### Data supplied
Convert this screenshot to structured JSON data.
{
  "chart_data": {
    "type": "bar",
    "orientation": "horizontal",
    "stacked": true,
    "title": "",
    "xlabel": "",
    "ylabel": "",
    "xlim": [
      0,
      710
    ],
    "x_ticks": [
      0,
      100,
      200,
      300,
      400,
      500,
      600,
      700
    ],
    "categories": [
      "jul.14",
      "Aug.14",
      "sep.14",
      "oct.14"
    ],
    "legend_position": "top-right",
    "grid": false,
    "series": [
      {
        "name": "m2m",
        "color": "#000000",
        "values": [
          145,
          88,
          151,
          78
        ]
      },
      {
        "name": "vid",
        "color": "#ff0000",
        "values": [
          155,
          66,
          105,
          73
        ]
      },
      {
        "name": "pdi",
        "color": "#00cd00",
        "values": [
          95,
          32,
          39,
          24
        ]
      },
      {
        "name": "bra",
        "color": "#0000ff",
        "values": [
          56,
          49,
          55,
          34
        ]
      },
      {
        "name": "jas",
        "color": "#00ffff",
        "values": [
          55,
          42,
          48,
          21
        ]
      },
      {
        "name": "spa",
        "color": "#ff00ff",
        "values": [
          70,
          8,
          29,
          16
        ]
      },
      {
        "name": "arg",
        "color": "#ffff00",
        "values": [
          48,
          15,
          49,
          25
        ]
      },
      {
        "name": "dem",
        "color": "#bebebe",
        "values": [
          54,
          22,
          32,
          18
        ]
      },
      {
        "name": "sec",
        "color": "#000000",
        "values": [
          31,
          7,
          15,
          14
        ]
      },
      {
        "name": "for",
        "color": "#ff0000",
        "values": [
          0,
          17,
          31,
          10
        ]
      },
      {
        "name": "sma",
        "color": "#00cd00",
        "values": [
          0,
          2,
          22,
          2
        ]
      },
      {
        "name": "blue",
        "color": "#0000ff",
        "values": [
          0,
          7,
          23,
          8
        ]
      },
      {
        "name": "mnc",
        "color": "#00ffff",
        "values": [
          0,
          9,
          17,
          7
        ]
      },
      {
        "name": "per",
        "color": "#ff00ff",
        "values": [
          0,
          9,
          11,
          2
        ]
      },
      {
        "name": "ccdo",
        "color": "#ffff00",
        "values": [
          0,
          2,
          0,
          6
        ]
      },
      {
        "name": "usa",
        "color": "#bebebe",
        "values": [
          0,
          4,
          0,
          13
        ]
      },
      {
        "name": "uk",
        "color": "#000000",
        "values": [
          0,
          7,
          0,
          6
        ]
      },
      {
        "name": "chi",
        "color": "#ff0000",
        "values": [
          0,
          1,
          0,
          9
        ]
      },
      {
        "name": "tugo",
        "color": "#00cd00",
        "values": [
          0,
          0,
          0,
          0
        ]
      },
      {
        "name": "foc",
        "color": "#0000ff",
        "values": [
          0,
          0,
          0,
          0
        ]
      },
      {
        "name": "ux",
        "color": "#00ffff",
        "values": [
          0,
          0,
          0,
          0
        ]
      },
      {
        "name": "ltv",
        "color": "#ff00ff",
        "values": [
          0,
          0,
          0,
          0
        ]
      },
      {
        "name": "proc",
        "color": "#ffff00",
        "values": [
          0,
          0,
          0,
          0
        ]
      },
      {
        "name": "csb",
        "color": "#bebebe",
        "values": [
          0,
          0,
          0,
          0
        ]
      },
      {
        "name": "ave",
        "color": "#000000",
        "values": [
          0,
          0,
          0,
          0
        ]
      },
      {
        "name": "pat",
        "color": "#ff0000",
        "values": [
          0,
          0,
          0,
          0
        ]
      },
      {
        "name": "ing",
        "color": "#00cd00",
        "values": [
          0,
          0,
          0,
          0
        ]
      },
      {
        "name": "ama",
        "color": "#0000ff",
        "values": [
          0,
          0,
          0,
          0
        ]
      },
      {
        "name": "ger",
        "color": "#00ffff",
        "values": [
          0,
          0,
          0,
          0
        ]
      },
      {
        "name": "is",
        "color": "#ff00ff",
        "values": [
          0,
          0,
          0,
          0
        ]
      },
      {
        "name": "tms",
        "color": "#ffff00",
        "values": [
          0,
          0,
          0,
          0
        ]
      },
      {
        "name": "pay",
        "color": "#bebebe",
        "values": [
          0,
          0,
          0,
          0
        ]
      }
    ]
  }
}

### Instruction
Each record above should be output again exactly.

### Response below
Convert this screenshot to structured JSON data.
{
  "chart_data": {
    "type": "bar",
    "orientation": "horizontal",
    "stacked": true,
    "title": "",
    "xlabel": "",
    "ylabel": "",
    "xlim": [
      0,
      710
    ],
    "x_ticks": [
      0,
      100,
      200,
      300,
      400,
      500,
      600,
      700
    ],
    "categories": [
      "jul.14",
      "Aug.14",
      "sep.14",
      "oct.14"
    ],
    "legend_position": "top-right",
    "grid": false,
    "series": [
      {
        "name": "m2m",
        "color": "#000000",
        "values": [
          145,
          88,
          151,
          78
        ]
      },
      {
        "name": "vid",
        "color": "#ff0000",
        "values": [
          155,
          66,
          105,
          73
        ]
      },
      {
        "name": "pdi",
        "color": "#00cd00",
        "values": [
          95,
          32,
          39,
          24
        ]
      },
      {
        "name": "bra",
        "color": "#0000ff",
        "values": [
          56,
          49,
          55,
          34
        ]
      },
      {
        "name": "jas",
        "color": "#00ffff",
        "values": [
          55,
          42,
          48,
          21
        ]
      },
      {
        "name": "spa",
        "color": "#ff00ff",
        "values": [
          70,
          8,
          29,
          16
        ]
      },
      {
        "name": "arg",
        "color": "#ffff00",
        "values": [
          48,
          15,
          49,
          25
        ]
      },
      {
        "name": "dem",
        "color": "#bebebe",
        "values": [
          54,
          22,
          32,
          18
        ]
      },
      {
        "name": "sec",
        "color": "#000000",
        "values": [
          31,
          7,
          15,
          14
        ]
      },
      {
        "name": "for",
        "color": "#ff0000",
        "values": [
          0,
          17,
          31,
          10
        ]
      },
      {
        "name": "sma",
        "color": "#00cd00",
        "values": [
          0,
          2,
          22,
          2
        ]
      },
      {
        "name": "blue",
        "color": "#0000ff",
        "values": [
          0,
          7,
          23,
          8
        ]
      },
      {
        "name": "mnc",
        "color": "#00ffff",
        "values": [
          0,
          9,
          17,
          7
        ]
      },
      {
        "name": "per",
        "color": "#ff00ff",
        "values": [
          0,
          9,
          11,
          2
        ]
      },
      {
        "name": "ccdo",
        "color": "#ffff00",
        "values": [
          0,
          2,
          0,
          6
        ]
      },
      {
        "name": "usa",
        "color": "#bebebe",
        "values": [
          0,
          4,
          0,
          13
        ]
      },
      {
        "name": "uk",
        "color": "#000000",
        "values": [
          0,
          7,
          0,
          6
        ]
      },
      {
        "name": "chi",
        "color": "#ff0000",
        "values": [
          0,
          1,
          0,
          9
        ]
      },
      {
        "name": "tugo",
        "color": "#00cd00",
        "values": [
          0,
          0,
          0,
          0
        ]
      },
      {
        "name": "foc",
        "color": "#0000ff",
        "values": [
          0,
          0,
          0,
          0
        ]
      },
      {
        "name": "ux",
        "color": "#00ffff",
        "values": [
          0,
          0,
          0,
          0
        ]
      },
      {
        "name": "ltv",
        "color": "#ff00ff",
        "values": [
          0,
          0,
          0,
          0
        ]
      },
      {
        "name": "proc",
        "color": "#ffff00",
        "values": [
          0,
          0,
          0,
          0
        ]
      },
      {
        "name": "csb",
        "color": "#bebebe",
        "values": [
          0,
          0,
          0,
          0
        ]
      },
      {
        "name": "ave",
        "color": "#000000",
        "values": [
          0,
          0,
          0,
          0
        ]
      },
      {
        "name": "pat",
        "color": "#ff0000",
        "values": [
          0,
          0,
          0,
          0
        ]
      },
      {
        "name": "ing",
        "color": "#00cd00",
        "values": [
          0,
          0,
          0,
          0
        ]
      },
      {
        "name": "ama",
        "color": "#0000ff",
        "values": [
          0,
          0,
          0,
          0
        ]
      },
      {
        "name": "ger",
        "color": "#00ffff",
        "values": [
          0,
          0,
          0,
          0
        ]
      },
      {
        "name": "is",
        "color": "#ff00ff",
        "values": [
          0,
          0,
          0,
          0
        ]
      },
      {
        "name": "tms",
        "color": "#ffff00",
        "values": [
          0,
          0,
          0,
          0
        ]
      },
      {
        "name": "pay",
        "color": "#bebebe",
        "values": [
          0,
          0,
          0,
          0
        ]
      }
    ]
  }
}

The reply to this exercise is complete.